## Task prompt
Send back the records in full, character for character.

——

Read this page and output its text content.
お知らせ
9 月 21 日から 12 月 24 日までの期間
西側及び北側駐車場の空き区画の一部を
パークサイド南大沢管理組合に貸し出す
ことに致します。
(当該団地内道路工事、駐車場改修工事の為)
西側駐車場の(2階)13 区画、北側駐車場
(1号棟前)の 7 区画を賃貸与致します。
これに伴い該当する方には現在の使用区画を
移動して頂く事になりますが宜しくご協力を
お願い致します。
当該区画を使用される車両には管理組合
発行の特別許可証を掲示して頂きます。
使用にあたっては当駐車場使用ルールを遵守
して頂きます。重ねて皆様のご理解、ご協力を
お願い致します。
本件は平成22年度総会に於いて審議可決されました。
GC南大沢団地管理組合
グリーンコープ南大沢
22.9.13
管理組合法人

——

## Full answer
Read this page and output its text content.
お知らせ
9 月 21 日から 12 月 24 日までの期間
西側及び北側駐車場の空き区画の一部を
パークサイド南大沢管理組合に貸し出す
ことに致します。
(当該団地内道路工事、駐車場改修工事の為)
西側駐車場の(2階)13 区画、北側駐車場
(1号棟前)の 7 区画を賃貸与致します。
これに伴い該当する方には現在の使用区画を
移動して頂く事になりますが宜しくご協力を
お願い致します。
当該区画を使用される車両には管理組合
発行の特別許可証を掲示して頂きます。
使用にあたっては当駐車場使用ルールを遵守
して頂きます。重ねて皆様のご理解、ご協力を
お願い致します。
本件は平成22年度総会に於いて審議可決されました。
GC南大沢団地管理組合
グリーンコープ南大沢
22.9.13
管理組合法人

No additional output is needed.